- **Aim**
Look through the listing below and give the number of lines that hold "content". Say nothing more.

- **Material supplied**
====

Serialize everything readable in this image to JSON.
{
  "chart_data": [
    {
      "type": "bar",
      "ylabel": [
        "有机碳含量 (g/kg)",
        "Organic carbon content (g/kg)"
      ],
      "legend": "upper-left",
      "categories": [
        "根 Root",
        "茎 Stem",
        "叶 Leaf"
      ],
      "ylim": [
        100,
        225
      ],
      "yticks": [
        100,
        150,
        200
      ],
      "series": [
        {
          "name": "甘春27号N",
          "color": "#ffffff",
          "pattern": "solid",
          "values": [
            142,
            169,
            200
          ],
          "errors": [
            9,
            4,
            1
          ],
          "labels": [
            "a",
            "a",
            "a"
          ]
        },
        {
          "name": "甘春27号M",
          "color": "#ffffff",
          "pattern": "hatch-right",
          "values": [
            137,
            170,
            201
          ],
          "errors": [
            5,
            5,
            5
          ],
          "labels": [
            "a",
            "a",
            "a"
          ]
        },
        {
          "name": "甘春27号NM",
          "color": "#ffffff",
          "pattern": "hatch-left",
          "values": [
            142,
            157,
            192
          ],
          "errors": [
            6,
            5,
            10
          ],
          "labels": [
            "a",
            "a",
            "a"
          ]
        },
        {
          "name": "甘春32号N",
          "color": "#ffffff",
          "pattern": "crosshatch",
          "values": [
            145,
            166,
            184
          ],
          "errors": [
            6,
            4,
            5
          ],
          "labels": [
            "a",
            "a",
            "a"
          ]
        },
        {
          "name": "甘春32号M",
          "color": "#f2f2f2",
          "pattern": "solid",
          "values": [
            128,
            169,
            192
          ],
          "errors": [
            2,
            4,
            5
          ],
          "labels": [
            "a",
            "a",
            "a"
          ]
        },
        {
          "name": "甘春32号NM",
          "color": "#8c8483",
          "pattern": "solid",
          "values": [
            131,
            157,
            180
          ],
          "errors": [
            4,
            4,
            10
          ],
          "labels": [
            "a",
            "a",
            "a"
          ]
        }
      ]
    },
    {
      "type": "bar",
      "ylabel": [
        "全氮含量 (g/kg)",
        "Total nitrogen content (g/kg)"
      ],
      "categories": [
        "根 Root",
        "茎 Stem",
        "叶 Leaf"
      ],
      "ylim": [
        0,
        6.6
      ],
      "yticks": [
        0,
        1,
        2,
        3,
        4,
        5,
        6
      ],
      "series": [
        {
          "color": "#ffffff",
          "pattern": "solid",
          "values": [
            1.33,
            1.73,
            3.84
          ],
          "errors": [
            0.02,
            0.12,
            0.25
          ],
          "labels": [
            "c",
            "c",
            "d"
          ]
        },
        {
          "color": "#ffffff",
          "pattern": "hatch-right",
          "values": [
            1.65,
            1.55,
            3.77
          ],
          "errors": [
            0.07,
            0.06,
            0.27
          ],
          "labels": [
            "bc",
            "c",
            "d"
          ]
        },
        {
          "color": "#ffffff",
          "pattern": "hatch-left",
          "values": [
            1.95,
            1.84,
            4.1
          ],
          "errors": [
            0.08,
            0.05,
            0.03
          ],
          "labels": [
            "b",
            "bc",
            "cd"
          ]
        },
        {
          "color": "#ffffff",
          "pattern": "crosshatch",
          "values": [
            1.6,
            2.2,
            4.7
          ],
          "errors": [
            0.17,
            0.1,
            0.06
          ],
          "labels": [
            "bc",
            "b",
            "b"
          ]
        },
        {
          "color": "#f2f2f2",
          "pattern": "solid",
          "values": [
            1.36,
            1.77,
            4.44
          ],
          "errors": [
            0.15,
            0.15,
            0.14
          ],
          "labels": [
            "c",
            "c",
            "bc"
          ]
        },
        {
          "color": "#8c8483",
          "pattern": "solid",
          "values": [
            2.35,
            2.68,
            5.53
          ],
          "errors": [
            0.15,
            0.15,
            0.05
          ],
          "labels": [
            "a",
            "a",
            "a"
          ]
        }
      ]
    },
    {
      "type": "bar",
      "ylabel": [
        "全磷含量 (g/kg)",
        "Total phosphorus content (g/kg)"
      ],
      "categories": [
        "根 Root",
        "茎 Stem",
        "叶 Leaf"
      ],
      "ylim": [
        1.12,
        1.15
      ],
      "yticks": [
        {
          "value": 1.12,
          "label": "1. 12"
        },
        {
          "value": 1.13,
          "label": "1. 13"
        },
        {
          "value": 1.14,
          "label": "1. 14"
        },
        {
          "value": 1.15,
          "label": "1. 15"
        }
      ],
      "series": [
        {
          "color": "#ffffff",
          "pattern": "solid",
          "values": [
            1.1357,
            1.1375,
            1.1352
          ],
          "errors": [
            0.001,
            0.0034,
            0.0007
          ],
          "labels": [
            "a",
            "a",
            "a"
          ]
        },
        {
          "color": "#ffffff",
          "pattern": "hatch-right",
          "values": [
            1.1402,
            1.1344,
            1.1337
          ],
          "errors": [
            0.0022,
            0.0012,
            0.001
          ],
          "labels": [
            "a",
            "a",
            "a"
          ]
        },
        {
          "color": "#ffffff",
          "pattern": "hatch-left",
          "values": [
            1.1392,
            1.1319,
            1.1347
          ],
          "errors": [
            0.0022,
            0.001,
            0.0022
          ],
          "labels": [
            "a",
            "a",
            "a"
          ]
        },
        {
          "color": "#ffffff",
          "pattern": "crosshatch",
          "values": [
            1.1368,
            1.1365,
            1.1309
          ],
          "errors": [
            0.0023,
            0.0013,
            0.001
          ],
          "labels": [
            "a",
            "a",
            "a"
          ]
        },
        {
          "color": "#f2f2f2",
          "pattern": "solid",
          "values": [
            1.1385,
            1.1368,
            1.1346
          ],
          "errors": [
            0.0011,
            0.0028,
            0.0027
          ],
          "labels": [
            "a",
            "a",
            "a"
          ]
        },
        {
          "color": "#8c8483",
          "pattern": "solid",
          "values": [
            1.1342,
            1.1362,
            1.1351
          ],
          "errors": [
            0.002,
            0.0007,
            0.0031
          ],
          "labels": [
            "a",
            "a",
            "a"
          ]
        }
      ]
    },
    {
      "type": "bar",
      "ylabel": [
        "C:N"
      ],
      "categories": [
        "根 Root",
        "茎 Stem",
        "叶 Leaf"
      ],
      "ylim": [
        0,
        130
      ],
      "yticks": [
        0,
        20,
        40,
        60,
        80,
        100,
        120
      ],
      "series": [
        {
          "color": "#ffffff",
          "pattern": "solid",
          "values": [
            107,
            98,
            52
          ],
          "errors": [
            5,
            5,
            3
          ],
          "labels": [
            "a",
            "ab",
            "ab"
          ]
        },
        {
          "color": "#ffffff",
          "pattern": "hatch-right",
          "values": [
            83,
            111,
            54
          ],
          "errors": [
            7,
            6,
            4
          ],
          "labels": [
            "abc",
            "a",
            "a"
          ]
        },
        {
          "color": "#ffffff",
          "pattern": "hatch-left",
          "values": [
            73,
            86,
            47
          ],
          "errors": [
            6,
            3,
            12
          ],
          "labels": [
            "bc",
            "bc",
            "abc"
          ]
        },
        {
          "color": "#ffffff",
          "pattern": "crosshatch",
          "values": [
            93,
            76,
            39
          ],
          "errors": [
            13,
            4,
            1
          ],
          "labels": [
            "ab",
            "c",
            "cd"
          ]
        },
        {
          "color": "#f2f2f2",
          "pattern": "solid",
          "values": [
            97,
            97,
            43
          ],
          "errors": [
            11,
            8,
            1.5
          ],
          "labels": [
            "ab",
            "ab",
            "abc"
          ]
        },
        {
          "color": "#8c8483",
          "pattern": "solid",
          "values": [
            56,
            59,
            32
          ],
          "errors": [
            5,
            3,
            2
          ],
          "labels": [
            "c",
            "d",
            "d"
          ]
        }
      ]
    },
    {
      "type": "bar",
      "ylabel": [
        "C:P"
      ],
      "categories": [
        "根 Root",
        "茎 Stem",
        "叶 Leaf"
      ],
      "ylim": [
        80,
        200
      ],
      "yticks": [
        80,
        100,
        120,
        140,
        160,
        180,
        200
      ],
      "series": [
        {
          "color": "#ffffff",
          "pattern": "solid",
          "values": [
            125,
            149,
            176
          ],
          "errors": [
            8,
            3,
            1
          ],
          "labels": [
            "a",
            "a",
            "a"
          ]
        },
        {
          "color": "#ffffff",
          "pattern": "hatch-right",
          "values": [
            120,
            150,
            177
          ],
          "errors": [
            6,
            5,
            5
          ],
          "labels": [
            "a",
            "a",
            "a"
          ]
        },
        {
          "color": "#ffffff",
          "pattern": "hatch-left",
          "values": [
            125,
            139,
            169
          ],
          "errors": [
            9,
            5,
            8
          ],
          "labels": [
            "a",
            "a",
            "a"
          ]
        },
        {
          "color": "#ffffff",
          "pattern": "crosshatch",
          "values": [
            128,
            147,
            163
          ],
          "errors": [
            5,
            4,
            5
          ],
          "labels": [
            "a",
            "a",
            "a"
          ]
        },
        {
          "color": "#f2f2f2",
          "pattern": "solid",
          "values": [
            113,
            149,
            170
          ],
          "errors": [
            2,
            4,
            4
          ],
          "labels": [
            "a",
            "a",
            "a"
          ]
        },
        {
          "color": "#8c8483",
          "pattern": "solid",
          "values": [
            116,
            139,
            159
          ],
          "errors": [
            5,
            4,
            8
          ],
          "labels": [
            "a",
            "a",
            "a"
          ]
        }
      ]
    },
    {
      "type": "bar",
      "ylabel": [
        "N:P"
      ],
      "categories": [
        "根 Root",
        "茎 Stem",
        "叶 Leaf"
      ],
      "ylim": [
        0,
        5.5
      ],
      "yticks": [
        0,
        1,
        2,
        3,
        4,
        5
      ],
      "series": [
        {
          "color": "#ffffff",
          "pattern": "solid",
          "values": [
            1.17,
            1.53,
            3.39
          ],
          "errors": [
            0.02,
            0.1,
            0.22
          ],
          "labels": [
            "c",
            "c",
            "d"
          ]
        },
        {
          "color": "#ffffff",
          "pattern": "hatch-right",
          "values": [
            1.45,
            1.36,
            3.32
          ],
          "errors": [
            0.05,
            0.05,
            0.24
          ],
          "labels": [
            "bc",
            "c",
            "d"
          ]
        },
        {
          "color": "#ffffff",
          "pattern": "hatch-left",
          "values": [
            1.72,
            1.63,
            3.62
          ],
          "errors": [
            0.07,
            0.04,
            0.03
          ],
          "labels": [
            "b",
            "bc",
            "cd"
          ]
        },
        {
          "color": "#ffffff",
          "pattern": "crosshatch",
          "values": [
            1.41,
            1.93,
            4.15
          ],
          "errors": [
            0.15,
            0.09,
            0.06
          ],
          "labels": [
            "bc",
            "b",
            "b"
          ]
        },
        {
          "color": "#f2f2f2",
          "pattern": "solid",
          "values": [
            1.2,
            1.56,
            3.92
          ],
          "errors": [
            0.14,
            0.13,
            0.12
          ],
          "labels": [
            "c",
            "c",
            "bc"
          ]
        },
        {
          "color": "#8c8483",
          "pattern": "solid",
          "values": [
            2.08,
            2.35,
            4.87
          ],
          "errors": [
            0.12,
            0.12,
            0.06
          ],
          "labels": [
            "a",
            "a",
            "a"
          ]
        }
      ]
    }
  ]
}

====

- **Answer below**
3